-- START OF MATERIAL TO PROCESS --
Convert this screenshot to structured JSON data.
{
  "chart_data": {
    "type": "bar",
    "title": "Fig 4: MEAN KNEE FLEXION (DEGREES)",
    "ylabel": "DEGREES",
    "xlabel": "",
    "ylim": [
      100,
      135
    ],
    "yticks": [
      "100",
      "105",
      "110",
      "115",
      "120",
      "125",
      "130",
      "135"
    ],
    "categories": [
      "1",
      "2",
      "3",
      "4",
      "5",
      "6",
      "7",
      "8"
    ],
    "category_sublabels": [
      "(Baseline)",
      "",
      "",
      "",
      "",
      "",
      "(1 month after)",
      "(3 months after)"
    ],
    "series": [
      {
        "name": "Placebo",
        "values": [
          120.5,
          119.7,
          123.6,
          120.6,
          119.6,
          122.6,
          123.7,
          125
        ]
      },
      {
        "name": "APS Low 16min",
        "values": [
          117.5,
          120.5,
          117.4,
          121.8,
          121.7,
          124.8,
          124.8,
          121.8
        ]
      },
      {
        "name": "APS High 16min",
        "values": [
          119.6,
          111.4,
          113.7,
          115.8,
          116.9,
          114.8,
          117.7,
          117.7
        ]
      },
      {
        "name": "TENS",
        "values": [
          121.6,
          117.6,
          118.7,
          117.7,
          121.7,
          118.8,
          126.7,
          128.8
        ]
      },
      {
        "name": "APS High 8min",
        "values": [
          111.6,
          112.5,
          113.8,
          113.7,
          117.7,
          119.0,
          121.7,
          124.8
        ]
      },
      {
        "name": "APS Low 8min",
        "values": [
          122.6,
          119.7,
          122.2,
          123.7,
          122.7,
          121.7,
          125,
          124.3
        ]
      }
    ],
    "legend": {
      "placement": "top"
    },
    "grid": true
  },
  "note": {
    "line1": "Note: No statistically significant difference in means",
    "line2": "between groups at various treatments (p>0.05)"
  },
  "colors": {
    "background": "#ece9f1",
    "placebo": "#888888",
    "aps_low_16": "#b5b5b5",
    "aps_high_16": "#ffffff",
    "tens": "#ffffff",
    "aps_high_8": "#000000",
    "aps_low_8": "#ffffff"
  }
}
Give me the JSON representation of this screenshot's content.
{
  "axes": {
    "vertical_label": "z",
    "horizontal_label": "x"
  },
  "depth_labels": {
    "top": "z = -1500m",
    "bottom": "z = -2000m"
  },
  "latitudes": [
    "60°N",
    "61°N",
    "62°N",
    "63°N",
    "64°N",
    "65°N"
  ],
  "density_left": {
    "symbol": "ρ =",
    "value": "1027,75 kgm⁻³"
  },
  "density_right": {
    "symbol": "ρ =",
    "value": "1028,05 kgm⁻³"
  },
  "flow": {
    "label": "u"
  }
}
-- END OF MATERIAL TO PROCESS --
Repeat every entry exactly as written above.

Convert this screenshot to structured JSON data.
{
  "chart_data": {
    "type": "bar",
    "title": "Fig 4: MEAN KNEE FLEXION (DEGREES)",
    "ylabel": "DEGREES",
    "xlabel": "",
    "ylim": [
      100,
      135
    ],
    "yticks": [
      "100",
      "105",
      "110",
      "115",
      "120",
      "125",
      "130",
      "135"
    ],
    "categories": [
      "1",
      "2",
      "3",
      "4",
      "5",
      "6",
      "7",
      "8"
    ],
    "category_sublabels": [
      "(Baseline)",
      "",
      "",
      "",
      "",
      "",
      "(1 month after)",
      "(3 months after)"
    ],
    "series": [
      {
        "name": "Placebo",
        "values": [
          120.5,
          119.7,
          123.6,
          120.6,
          119.6,
          122.6,
          123.7,
          125
        ]
      },
      {
        "name": "APS Low 16min",
        "values": [
          117.5,
          120.5,
          117.4,
          121.8,
          121.7,
          124.8,
          124.8,
          121.8
        ]
      },
      {
        "name": "APS High 16min",
        "values": [
          119.6,
          111.4,
          113.7,
          115.8,
          116.9,
          114.8,
          117.7,
          117.7
        ]
      },
      {
        "name": "TENS",
        "values": [
          121.6,
          117.6,
          118.7,
          117.7,
          121.7,
          118.8,
          126.7,
          128.8
        ]
      },
      {
        "name": "APS High 8min",
        "values": [
          111.6,
          112.5,
          113.8,
          113.7,
          117.7,
          119.0,
          121.7,
          124.8
        ]
      },
      {
        "name": "APS Low 8min",
        "values": [
          122.6,
          119.7,
          122.2,
          123.7,
          122.7,
          121.7,
          125,
          124.3
        ]
      }
    ],
    "legend": {
      "placement": "top"
    },
    "grid": true
  },
  "note": {
    "line1": "Note: No statistically significant difference in means",
    "line2": "between groups at various treatments (p>0.05)"
  },
  "colors": {
    "background": "#ece9f1",
    "placebo": "#888888",
    "aps_low_16": "#b5b5b5",
    "aps_high_16": "#ffffff",
    "tens": "#ffffff",
    "aps_high_8": "#000000",
    "aps_low_8": "#ffffff"
  }
}
Give me the JSON representation of this screenshot's content.
{
  "axes": {
    "vertical_label": "z",
    "horizontal_label": "x"
  },
  "depth_labels": {
    "top": "z = -1500m",
    "bottom": "z = -2000m"
  },
  "latitudes": [
    "60°N",
    "61°N",
    "62°N",
    "63°N",
    "64°N",
    "65°N"
  ],
  "density_left": {
    "symbol": "ρ =",
    "value": "1027,75 kgm⁻³"
  },
  "density_right": {
    "symbol": "ρ =",
    "value": "1028,05 kgm⁻³"
  },
  "flow": {
    "label": "u"
  }
}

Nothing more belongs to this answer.